Goal of the exercise: Copy every line of the entries that includes the word "basin".

━━ Material supplied

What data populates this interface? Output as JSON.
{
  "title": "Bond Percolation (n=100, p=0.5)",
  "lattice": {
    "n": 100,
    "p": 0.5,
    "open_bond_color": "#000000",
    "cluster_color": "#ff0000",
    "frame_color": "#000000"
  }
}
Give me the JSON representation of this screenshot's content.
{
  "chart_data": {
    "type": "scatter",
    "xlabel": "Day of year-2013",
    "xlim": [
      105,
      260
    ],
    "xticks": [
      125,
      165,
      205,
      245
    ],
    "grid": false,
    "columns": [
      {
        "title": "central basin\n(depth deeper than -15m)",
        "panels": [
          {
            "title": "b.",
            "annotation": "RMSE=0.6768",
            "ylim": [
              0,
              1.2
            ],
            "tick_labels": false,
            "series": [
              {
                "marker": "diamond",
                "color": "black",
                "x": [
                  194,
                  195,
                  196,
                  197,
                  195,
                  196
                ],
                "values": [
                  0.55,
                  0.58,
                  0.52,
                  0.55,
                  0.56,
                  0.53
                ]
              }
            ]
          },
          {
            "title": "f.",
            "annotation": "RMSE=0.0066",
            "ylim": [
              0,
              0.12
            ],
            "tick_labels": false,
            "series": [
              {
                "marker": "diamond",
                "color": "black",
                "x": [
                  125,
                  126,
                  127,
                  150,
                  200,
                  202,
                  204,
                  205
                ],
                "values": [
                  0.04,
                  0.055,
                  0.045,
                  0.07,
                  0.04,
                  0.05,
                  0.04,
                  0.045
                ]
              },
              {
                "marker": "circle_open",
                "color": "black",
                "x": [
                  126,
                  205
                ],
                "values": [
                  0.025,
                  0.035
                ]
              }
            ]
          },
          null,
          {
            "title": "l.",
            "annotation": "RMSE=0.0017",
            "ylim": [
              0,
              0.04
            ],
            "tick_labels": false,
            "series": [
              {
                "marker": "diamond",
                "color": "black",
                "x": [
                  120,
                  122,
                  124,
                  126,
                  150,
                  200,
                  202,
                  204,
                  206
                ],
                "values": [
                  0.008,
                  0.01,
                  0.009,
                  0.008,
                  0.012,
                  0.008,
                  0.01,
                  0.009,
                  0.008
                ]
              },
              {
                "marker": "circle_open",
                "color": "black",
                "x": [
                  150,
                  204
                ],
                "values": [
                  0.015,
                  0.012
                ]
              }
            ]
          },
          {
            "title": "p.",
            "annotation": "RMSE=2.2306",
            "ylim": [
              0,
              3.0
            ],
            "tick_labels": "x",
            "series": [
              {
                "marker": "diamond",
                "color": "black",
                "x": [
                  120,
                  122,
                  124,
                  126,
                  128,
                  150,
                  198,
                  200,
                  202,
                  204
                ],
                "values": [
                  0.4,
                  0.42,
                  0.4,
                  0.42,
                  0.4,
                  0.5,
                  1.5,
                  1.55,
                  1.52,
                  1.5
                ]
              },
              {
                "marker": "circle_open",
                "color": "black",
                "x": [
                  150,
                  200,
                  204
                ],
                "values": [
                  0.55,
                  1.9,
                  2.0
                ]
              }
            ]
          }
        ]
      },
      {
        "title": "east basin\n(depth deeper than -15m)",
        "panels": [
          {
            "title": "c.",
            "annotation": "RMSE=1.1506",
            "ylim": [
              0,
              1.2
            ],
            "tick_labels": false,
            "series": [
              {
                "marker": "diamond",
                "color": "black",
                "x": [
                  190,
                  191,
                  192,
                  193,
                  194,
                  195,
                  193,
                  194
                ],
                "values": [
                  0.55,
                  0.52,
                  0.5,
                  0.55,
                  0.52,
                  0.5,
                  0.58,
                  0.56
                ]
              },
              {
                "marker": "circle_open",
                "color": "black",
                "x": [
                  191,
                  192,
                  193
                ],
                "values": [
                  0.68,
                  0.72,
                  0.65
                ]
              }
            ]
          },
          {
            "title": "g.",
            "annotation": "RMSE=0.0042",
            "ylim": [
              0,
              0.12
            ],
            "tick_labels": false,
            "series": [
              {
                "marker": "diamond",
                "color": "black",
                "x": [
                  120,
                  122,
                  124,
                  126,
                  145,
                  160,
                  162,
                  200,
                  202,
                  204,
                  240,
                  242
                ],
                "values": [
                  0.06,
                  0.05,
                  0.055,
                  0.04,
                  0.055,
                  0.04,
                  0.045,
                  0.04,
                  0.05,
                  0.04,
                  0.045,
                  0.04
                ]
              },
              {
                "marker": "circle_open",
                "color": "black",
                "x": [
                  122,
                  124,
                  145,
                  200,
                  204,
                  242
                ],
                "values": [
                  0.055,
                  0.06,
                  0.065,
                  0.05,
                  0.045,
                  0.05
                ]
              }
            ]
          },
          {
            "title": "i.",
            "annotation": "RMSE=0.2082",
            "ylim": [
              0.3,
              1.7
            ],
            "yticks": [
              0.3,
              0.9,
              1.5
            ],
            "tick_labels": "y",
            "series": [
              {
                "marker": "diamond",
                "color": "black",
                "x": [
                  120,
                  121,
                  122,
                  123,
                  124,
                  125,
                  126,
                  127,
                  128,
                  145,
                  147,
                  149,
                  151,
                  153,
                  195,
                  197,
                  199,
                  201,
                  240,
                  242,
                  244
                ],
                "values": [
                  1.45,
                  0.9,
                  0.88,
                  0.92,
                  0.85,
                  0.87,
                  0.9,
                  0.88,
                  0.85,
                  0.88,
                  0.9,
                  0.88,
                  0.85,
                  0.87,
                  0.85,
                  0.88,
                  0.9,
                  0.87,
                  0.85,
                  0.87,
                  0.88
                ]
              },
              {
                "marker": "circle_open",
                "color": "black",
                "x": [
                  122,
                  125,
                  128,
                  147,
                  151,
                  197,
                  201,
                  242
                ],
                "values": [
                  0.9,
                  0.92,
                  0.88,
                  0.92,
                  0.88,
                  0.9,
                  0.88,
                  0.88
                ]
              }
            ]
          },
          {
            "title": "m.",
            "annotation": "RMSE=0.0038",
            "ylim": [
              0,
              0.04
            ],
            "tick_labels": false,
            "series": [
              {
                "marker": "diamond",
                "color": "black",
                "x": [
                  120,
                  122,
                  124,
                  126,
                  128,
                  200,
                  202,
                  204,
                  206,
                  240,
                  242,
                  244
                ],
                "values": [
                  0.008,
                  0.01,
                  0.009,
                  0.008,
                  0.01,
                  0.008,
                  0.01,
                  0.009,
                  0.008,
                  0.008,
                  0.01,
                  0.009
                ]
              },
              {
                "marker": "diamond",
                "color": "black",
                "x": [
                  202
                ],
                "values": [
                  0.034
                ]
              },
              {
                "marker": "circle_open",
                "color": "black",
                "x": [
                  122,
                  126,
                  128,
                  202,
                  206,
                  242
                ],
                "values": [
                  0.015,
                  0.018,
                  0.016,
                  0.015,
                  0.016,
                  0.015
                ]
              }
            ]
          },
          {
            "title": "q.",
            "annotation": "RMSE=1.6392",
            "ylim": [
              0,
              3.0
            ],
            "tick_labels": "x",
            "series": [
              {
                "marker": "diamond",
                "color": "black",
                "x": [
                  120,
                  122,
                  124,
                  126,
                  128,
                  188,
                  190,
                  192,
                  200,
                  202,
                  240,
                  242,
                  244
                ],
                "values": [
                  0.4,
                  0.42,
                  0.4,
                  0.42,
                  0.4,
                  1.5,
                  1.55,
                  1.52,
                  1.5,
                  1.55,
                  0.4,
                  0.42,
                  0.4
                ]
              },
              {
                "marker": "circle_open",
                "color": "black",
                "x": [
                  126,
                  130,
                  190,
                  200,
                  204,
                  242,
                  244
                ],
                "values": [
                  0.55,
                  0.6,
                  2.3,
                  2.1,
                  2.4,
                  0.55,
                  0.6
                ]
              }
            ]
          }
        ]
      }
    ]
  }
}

━━━━

Result of the task:
        "title": "central basin\n(depth deeper than -15m)",
        "title": "east basin\n(depth deeper than -15m)",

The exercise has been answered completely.